* start Provided information *

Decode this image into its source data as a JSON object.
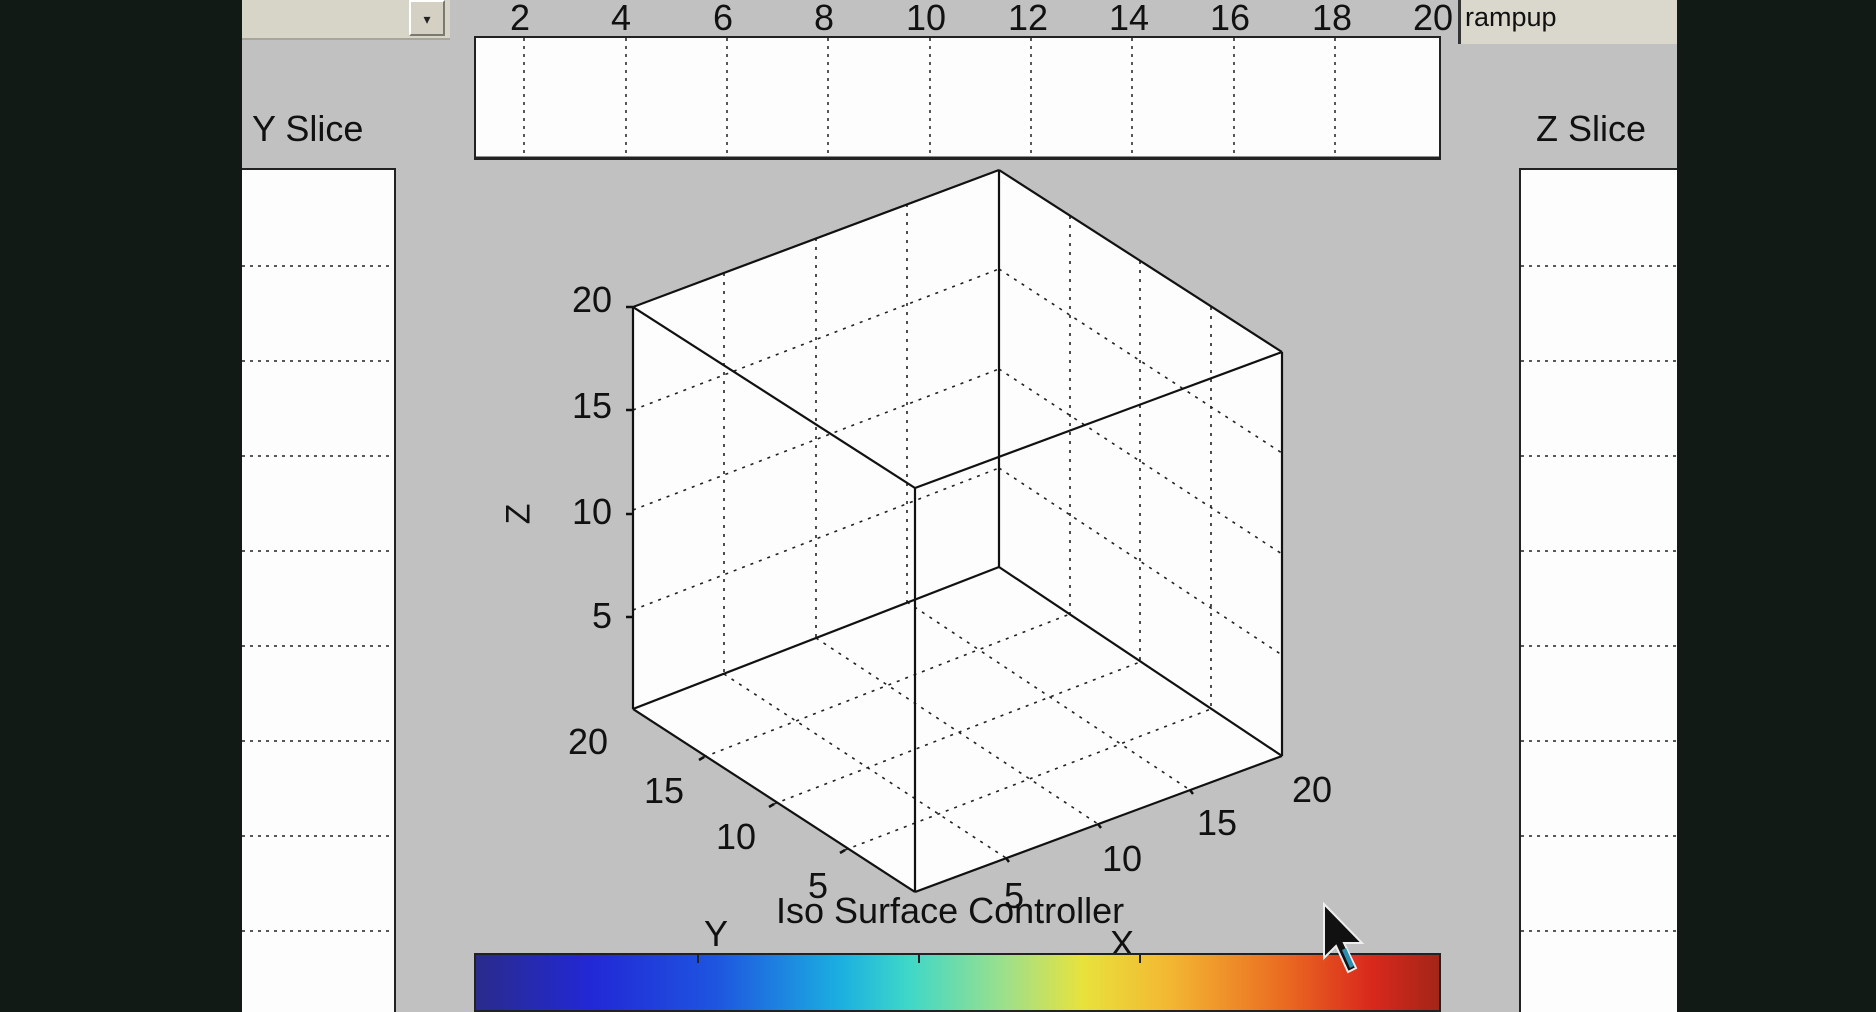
{
  "top_axis": {
    "ticks": [
      "2",
      "4",
      "6",
      "8",
      "10",
      "12",
      "14",
      "16",
      "18",
      "20"
    ]
  },
  "popup_menu": {
    "arrow": "▾"
  },
  "rampup_box": {
    "value": "rampup"
  },
  "y_slice": {
    "title": "Y Slice"
  },
  "z_slice": {
    "title": "Z Slice"
  },
  "cube_axes": {
    "z_label": "Z",
    "x_label": "X",
    "y_label": "Y",
    "z_ticks": [
      "20",
      "15",
      "10",
      "5"
    ],
    "y_ticks": [
      "20",
      "15",
      "10",
      "5"
    ],
    "x_ticks": [
      "5",
      "10",
      "15",
      "20"
    ]
  },
  "iso_surface": {
    "title": "Iso Surface Controller"
  },
  "colors": {
    "background": "#c1c1c1",
    "panel": "#fdfdfd",
    "letterbox": "#111a15"
  }
}
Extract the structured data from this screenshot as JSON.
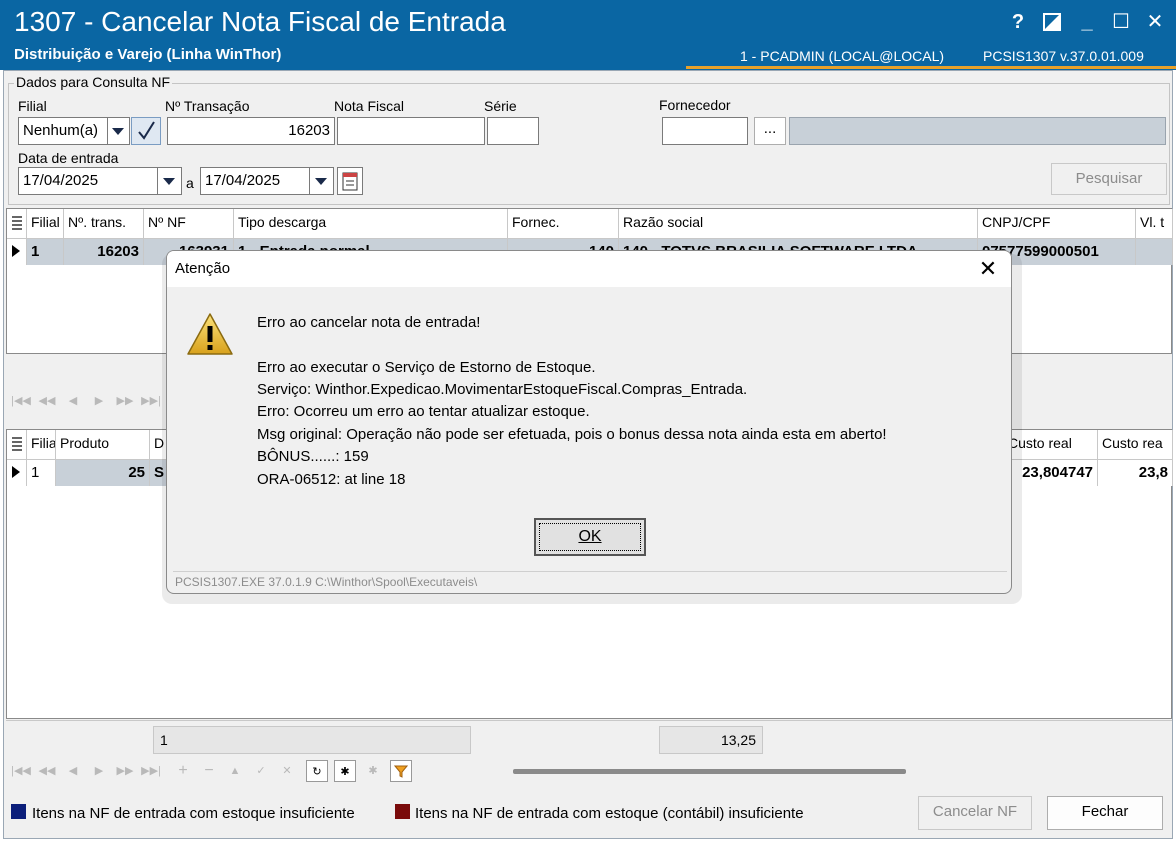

* end Provided information *

▸ Task objective
Repeat each entry exactly as given; no pictures belong in the copy.

▸ The completed task
Decode this image into its source data as a JSON object.
{
  "top_axis": {
    "ticks": [
      "2",
      "4",
      "6",
      "8",
      "10",
      "12",
      "14",
      "16",
      "18",
      "20"
    ]
  },
  "popup_menu": {
    "arrow": "▾"
  },
  "rampup_box": {
    "value": "rampup"
  },
  "y_slice": {
    "title": "Y Slice"
  },
  "z_slice": {
    "title": "Z Slice"
  },
  "cube_axes": {
    "z_label": "Z",
    "x_label": "X",
    "y_label": "Y",
    "z_ticks": [
      "20",
      "15",
      "10",
      "5"
    ],
    "y_ticks": [
      "20",
      "15",
      "10",
      "5"
    ],
    "x_ticks": [
      "5",
      "10",
      "15",
      "20"
    ]
  },
  "iso_surface": {
    "title": "Iso Surface Controller"
  },
  "colors": {
    "background": "#c1c1c1",
    "panel": "#fdfdfd",
    "letterbox": "#111a15"
  }
}
Extract the structured data from this screenshot as JSON.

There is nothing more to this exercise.